__TASK REQUIREMENTS__
Exactly repeat all the records below, omitting the images they hold.

□ □ □ □ □

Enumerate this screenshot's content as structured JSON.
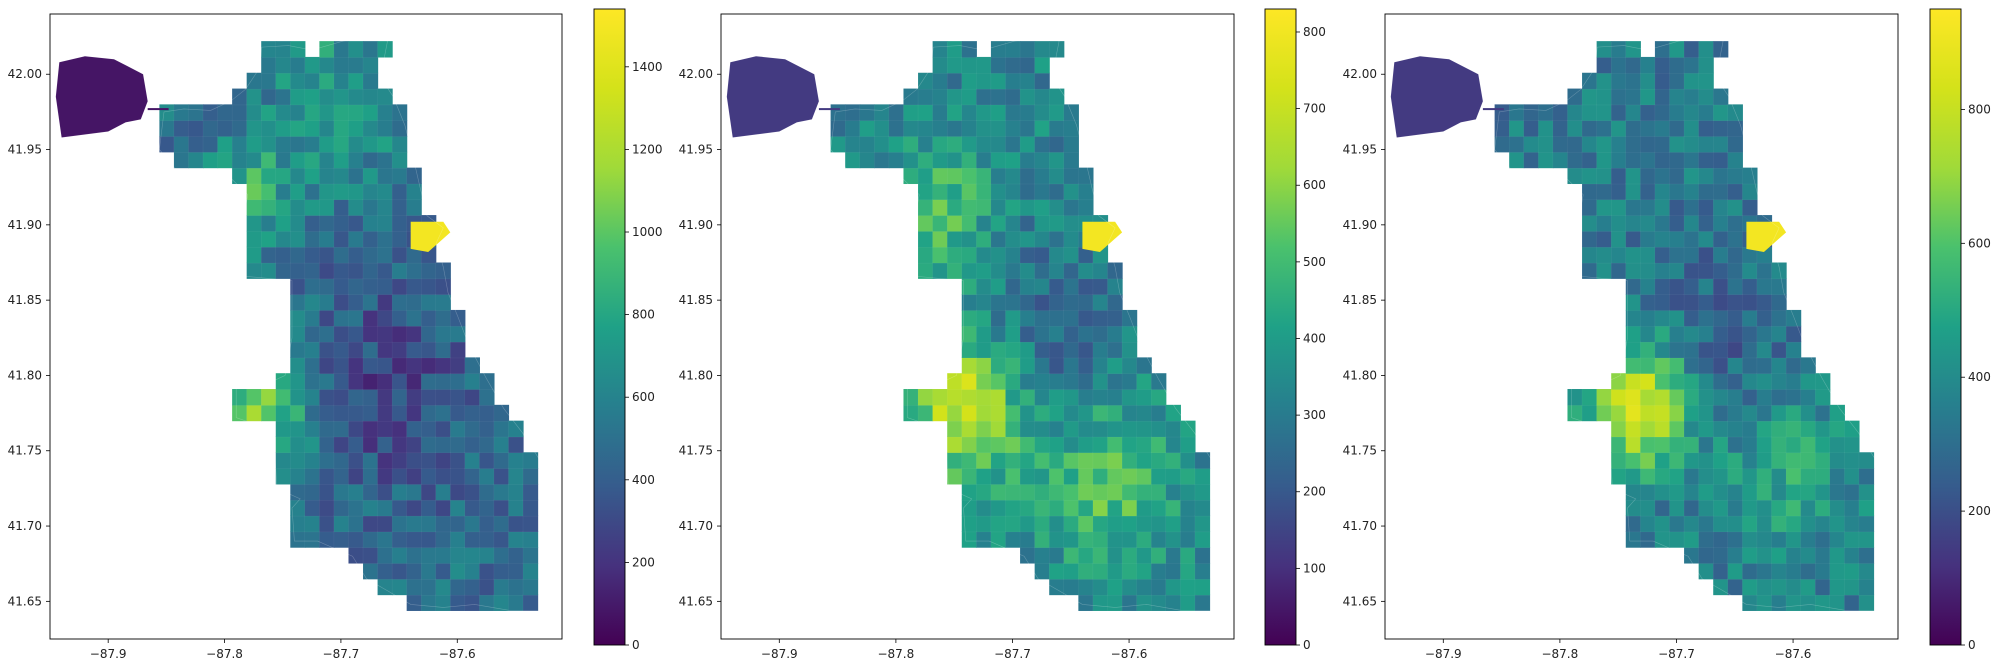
{
  "chart_data": [
    {
      "type": "choropleth-map",
      "xlim": [
        -87.95,
        -87.51
      ],
      "ylim": [
        41.625,
        42.04
      ],
      "x_ticks": [
        -87.9,
        -87.8,
        -87.7,
        -87.6
      ],
      "x_tick_labels": [
        "−87.9",
        "−87.8",
        "−87.7",
        "−87.6"
      ],
      "y_ticks": [
        41.65,
        41.7,
        41.75,
        41.8,
        41.85,
        41.9,
        41.95,
        42.0
      ],
      "y_tick_labels": [
        "41.65",
        "41.70",
        "41.75",
        "41.80",
        "41.85",
        "41.90",
        "41.95",
        "42.00"
      ],
      "colormap": "viridis",
      "colorbar": {
        "vmin": 0,
        "vmax": 1540,
        "ticks": [
          0,
          200,
          400,
          600,
          800,
          1000,
          1200,
          1400
        ],
        "tick_labels": [
          "0",
          "200",
          "400",
          "600",
          "800",
          "1000",
          "1200",
          "1400"
        ]
      }
    },
    {
      "type": "choropleth-map",
      "xlim": [
        -87.95,
        -87.51
      ],
      "ylim": [
        41.625,
        42.04
      ],
      "x_ticks": [
        -87.9,
        -87.8,
        -87.7,
        -87.6
      ],
      "x_tick_labels": [
        "−87.9",
        "−87.8",
        "−87.7",
        "−87.6"
      ],
      "y_ticks": [
        41.65,
        41.7,
        41.75,
        41.8,
        41.85,
        41.9,
        41.95,
        42.0
      ],
      "y_tick_labels": [
        "41.65",
        "41.70",
        "41.75",
        "41.80",
        "41.85",
        "41.90",
        "41.95",
        "42.00"
      ],
      "colormap": "viridis",
      "colorbar": {
        "vmin": 0,
        "vmax": 830,
        "ticks": [
          0,
          100,
          200,
          300,
          400,
          500,
          600,
          700,
          800
        ],
        "tick_labels": [
          "0",
          "100",
          "200",
          "300",
          "400",
          "500",
          "600",
          "700",
          "800"
        ]
      }
    },
    {
      "type": "choropleth-map",
      "xlim": [
        -87.95,
        -87.51
      ],
      "ylim": [
        41.625,
        42.04
      ],
      "x_ticks": [
        -87.9,
        -87.8,
        -87.7,
        -87.6
      ],
      "x_tick_labels": [
        "−87.9",
        "−87.8",
        "−87.7",
        "−87.6"
      ],
      "y_ticks": [
        41.65,
        41.7,
        41.75,
        41.8,
        41.85,
        41.9,
        41.95,
        42.0
      ],
      "y_tick_labels": [
        "41.65",
        "41.70",
        "41.75",
        "41.80",
        "41.85",
        "41.90",
        "41.95",
        "42.00"
      ],
      "colormap": "viridis",
      "colorbar": {
        "vmin": 0,
        "vmax": 950,
        "ticks": [
          0,
          200,
          400,
          600,
          800
        ],
        "tick_labels": [
          "0",
          "200",
          "400",
          "600",
          "800"
        ]
      }
    }
  ]
}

□ □ □ □ □

__OUTPUT OF THE TASK__
Enumerate this screenshot's content as structured JSON.
{
  "chart_data": [
    {
      "type": "choropleth-map",
      "xlim": [
        -87.95,
        -87.51
      ],
      "ylim": [
        41.625,
        42.04
      ],
      "x_ticks": [
        -87.9,
        -87.8,
        -87.7,
        -87.6
      ],
      "x_tick_labels": [
        "−87.9",
        "−87.8",
        "−87.7",
        "−87.6"
      ],
      "y_ticks": [
        41.65,
        41.7,
        41.75,
        41.8,
        41.85,
        41.9,
        41.95,
        42.0
      ],
      "y_tick_labels": [
        "41.65",
        "41.70",
        "41.75",
        "41.80",
        "41.85",
        "41.90",
        "41.95",
        "42.00"
      ],
      "colormap": "viridis",
      "colorbar": {
        "vmin": 0,
        "vmax": 1540,
        "ticks": [
          0,
          200,
          400,
          600,
          800,
          1000,
          1200,
          1400
        ],
        "tick_labels": [
          "0",
          "200",
          "400",
          "600",
          "800",
          "1000",
          "1200",
          "1400"
        ]
      }
    },
    {
      "type": "choropleth-map",
      "xlim": [
        -87.95,
        -87.51
      ],
      "ylim": [
        41.625,
        42.04
      ],
      "x_ticks": [
        -87.9,
        -87.8,
        -87.7,
        -87.6
      ],
      "x_tick_labels": [
        "−87.9",
        "−87.8",
        "−87.7",
        "−87.6"
      ],
      "y_ticks": [
        41.65,
        41.7,
        41.75,
        41.8,
        41.85,
        41.9,
        41.95,
        42.0
      ],
      "y_tick_labels": [
        "41.65",
        "41.70",
        "41.75",
        "41.80",
        "41.85",
        "41.90",
        "41.95",
        "42.00"
      ],
      "colormap": "viridis",
      "colorbar": {
        "vmin": 0,
        "vmax": 830,
        "ticks": [
          0,
          100,
          200,
          300,
          400,
          500,
          600,
          700,
          800
        ],
        "tick_labels": [
          "0",
          "100",
          "200",
          "300",
          "400",
          "500",
          "600",
          "700",
          "800"
        ]
      }
    },
    {
      "type": "choropleth-map",
      "xlim": [
        -87.95,
        -87.51
      ],
      "ylim": [
        41.625,
        42.04
      ],
      "x_ticks": [
        -87.9,
        -87.8,
        -87.7,
        -87.6
      ],
      "x_tick_labels": [
        "−87.9",
        "−87.8",
        "−87.7",
        "−87.6"
      ],
      "y_ticks": [
        41.65,
        41.7,
        41.75,
        41.8,
        41.85,
        41.9,
        41.95,
        42.0
      ],
      "y_tick_labels": [
        "41.65",
        "41.70",
        "41.75",
        "41.80",
        "41.85",
        "41.90",
        "41.95",
        "42.00"
      ],
      "colormap": "viridis",
      "colorbar": {
        "vmin": 0,
        "vmax": 950,
        "ticks": [
          0,
          200,
          400,
          600,
          800
        ],
        "tick_labels": [
          "0",
          "200",
          "400",
          "600",
          "800"
        ]
      }
    }
  ]
}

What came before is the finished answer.